Records from a data source:
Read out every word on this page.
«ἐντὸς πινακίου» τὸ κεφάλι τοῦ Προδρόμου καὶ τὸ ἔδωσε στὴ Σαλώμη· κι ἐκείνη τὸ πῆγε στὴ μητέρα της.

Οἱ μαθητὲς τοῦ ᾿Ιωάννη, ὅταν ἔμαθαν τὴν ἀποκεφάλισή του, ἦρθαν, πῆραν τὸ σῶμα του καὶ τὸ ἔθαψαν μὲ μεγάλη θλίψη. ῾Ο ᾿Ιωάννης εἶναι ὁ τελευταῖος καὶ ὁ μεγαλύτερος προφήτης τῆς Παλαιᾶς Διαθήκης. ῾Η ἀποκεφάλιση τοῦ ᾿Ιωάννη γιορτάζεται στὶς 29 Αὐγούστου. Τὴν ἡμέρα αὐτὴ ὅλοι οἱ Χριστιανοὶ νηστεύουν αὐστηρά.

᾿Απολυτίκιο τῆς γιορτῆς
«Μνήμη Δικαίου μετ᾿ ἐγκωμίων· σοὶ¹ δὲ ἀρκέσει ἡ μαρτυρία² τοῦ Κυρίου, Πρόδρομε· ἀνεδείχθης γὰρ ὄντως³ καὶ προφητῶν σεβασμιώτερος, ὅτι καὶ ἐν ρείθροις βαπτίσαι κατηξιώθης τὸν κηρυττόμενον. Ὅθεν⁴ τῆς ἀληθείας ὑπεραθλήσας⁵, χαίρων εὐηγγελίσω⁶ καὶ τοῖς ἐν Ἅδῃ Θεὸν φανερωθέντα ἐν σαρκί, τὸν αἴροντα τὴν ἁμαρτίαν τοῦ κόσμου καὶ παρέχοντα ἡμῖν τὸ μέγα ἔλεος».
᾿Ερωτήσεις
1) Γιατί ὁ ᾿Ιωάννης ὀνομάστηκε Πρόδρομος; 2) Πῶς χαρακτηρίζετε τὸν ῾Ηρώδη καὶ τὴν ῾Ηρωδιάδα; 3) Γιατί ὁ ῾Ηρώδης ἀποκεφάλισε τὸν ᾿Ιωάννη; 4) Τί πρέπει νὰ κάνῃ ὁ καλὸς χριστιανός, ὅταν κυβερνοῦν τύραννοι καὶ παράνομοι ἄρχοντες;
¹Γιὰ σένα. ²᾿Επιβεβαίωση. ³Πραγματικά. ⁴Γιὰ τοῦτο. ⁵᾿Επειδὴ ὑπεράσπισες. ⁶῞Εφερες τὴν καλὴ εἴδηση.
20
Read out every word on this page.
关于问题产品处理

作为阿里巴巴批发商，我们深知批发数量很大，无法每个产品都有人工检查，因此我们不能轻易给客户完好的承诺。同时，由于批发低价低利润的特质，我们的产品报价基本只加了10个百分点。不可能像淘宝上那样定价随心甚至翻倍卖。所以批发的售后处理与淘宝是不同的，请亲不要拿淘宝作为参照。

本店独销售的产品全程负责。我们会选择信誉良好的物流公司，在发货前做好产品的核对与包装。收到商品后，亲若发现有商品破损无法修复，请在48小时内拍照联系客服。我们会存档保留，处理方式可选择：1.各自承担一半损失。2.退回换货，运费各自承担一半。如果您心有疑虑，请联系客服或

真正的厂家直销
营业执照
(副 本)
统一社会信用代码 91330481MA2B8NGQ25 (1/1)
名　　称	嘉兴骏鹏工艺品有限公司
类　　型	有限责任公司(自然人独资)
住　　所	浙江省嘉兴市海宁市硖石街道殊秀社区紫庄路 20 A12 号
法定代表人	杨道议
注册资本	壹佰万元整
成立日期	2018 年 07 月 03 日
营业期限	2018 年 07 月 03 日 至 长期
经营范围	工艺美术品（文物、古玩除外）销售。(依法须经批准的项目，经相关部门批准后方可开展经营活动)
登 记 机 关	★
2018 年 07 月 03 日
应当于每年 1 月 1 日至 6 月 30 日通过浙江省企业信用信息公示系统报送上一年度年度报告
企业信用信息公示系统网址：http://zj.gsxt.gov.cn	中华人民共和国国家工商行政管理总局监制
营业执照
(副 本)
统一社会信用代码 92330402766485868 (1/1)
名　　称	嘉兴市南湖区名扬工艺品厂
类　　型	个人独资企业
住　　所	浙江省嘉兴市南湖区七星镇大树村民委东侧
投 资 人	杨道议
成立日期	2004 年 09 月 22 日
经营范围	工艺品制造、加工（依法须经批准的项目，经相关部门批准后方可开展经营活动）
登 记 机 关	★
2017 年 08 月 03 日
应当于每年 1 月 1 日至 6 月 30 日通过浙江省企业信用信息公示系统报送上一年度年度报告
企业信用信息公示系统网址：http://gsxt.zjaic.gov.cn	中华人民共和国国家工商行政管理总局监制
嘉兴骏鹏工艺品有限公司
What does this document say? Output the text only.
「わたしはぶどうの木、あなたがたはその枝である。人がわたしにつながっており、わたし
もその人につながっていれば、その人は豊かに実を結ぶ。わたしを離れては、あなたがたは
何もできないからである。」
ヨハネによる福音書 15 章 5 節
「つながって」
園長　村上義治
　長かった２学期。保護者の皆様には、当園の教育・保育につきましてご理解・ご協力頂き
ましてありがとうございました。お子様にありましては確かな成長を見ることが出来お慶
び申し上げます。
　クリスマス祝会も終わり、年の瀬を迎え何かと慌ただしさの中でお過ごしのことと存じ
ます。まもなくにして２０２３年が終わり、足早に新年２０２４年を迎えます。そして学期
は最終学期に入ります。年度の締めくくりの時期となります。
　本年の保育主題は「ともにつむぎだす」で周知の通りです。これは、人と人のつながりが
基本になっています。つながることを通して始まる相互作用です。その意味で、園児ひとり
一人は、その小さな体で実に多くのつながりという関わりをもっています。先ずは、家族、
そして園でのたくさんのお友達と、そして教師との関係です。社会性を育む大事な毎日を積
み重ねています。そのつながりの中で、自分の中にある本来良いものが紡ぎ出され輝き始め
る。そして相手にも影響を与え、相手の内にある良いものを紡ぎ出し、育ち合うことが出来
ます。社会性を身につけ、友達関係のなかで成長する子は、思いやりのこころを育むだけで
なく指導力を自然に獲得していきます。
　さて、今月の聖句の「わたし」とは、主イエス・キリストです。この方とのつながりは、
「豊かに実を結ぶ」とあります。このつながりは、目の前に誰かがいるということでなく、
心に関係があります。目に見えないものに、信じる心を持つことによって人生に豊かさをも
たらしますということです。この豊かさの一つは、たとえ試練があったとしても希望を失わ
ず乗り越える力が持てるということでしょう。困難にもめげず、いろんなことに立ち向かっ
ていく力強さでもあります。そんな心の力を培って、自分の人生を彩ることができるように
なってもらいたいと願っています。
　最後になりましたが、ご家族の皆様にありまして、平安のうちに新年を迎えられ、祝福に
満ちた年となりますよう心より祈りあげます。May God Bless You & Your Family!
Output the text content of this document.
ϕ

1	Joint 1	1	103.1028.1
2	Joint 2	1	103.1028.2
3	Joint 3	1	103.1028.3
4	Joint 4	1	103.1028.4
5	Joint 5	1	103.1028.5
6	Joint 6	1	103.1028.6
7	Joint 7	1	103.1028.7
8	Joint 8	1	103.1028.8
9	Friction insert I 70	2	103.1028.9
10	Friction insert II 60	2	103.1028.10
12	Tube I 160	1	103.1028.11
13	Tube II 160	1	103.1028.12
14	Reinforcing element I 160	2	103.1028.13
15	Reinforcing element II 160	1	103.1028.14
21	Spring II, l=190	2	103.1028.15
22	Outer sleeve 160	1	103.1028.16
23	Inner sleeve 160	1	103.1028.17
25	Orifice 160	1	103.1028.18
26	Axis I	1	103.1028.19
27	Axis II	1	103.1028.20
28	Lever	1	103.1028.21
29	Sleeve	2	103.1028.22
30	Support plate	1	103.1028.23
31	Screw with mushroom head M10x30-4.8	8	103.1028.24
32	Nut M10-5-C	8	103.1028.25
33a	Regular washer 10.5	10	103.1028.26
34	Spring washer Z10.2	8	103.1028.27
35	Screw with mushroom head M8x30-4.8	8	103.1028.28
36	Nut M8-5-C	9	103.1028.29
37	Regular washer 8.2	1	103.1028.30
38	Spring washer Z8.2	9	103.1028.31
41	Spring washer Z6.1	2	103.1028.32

▶ Instructions for the task: Tell how many lines of the records above hold the string "ὅταν". Give no other text.

▶ Correct response: 2